Stored data

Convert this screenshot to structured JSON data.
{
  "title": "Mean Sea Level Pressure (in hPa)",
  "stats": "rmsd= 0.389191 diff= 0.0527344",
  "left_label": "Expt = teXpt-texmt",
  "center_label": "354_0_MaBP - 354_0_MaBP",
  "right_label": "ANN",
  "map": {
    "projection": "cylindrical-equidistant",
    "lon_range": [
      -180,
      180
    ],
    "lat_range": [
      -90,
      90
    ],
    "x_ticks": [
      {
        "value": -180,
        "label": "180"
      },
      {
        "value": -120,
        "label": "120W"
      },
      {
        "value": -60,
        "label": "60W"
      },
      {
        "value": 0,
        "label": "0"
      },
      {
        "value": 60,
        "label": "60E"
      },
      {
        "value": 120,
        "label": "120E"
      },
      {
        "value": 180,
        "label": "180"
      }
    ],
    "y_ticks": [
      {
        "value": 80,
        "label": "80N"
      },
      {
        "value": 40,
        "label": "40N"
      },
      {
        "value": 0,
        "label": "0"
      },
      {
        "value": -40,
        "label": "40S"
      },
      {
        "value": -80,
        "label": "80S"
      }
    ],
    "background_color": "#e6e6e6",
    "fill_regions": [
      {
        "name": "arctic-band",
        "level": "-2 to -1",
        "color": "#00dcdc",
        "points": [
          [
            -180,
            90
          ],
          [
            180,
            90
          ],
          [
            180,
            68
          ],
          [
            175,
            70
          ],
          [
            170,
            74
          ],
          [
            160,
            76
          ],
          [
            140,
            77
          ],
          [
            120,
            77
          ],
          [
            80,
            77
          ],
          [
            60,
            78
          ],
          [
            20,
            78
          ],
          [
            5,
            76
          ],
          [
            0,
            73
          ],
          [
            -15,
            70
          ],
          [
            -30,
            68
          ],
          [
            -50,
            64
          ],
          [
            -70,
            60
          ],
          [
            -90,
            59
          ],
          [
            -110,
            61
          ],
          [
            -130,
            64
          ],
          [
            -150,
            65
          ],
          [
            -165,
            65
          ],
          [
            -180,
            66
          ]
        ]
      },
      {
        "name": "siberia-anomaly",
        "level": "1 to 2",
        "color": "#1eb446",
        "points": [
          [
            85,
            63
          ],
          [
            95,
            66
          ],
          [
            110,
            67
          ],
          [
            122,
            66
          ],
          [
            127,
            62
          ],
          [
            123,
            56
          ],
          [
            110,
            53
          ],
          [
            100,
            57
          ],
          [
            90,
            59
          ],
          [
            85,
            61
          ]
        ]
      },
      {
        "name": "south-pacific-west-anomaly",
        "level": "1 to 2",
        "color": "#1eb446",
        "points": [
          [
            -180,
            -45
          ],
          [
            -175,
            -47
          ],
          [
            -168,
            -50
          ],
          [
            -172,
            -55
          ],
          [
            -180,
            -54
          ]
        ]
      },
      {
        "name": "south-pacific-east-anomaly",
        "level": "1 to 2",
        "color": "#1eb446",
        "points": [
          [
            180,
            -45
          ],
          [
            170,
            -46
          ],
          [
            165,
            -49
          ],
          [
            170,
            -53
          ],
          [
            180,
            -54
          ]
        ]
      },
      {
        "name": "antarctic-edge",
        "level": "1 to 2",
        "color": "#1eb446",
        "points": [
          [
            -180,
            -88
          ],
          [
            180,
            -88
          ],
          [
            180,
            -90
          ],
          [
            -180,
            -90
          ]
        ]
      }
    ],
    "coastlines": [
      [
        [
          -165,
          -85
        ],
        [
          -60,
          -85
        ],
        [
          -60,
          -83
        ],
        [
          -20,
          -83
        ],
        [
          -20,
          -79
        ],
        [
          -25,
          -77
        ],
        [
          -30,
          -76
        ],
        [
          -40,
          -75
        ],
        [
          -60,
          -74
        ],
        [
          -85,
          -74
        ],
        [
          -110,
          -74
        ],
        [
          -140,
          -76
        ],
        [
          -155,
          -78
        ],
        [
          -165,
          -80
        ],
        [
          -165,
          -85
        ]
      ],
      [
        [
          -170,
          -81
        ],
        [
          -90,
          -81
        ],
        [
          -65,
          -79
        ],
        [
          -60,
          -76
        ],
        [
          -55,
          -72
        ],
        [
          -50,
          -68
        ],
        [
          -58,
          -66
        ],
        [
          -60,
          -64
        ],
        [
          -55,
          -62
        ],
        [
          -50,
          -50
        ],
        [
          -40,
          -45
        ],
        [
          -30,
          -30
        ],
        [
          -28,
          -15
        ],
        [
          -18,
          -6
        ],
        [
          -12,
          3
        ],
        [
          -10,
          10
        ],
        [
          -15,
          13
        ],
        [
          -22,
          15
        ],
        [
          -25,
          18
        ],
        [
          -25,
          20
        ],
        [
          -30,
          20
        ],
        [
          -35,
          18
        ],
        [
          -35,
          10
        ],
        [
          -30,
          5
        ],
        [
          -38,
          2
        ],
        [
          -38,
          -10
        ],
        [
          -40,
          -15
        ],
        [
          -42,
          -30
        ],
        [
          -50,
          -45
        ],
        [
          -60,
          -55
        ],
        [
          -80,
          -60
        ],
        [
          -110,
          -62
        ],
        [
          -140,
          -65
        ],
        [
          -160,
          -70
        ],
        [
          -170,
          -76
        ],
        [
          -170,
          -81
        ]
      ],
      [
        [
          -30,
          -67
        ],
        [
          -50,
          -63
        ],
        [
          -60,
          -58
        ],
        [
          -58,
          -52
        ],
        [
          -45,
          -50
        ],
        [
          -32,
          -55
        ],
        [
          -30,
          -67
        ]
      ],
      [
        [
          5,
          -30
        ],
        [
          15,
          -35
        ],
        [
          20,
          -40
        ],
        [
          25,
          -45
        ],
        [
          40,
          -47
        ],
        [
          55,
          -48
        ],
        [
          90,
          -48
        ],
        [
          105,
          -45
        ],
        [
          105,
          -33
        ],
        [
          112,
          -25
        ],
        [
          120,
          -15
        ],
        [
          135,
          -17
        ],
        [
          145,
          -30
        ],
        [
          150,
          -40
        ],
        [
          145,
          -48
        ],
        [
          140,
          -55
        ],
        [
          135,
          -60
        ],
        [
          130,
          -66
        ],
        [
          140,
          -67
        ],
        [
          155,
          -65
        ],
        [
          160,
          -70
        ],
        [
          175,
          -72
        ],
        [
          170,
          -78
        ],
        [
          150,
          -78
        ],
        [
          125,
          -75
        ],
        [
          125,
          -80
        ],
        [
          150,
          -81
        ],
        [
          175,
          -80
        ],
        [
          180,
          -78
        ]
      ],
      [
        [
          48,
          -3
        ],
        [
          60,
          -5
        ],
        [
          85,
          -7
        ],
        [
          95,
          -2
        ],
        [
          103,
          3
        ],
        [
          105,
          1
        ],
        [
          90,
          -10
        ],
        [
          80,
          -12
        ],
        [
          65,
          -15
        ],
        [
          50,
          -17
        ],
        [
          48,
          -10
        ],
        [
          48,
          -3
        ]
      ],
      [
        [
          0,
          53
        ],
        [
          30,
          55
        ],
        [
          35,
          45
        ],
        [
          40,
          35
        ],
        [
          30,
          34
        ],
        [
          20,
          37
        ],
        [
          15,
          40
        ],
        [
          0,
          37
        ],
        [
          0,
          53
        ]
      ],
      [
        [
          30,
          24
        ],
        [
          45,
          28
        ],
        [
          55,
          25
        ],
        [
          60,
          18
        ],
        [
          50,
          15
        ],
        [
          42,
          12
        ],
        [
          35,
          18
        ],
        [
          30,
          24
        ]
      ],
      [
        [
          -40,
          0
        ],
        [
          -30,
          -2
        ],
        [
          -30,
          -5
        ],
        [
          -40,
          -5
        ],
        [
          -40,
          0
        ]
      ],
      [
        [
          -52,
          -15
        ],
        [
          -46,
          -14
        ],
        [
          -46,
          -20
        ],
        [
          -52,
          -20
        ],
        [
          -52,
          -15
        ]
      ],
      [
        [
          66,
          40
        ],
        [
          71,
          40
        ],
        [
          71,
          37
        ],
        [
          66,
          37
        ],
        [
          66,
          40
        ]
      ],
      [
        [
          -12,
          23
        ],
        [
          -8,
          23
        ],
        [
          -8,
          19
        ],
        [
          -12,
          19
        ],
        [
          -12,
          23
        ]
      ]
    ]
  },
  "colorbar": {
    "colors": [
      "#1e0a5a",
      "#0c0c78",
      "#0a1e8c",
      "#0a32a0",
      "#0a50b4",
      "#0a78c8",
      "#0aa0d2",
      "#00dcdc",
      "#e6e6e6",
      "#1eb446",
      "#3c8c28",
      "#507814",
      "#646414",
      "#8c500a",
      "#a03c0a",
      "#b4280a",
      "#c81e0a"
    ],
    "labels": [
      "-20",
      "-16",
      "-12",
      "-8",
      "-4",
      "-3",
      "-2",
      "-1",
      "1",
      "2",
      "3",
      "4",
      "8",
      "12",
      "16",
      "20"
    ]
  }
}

Job
From the material above, gather all lines that include the string "pacific" and copy them.

Final answer
        "name": "south-pacific-west-anomaly",
        "name": "south-pacific-east-anomaly",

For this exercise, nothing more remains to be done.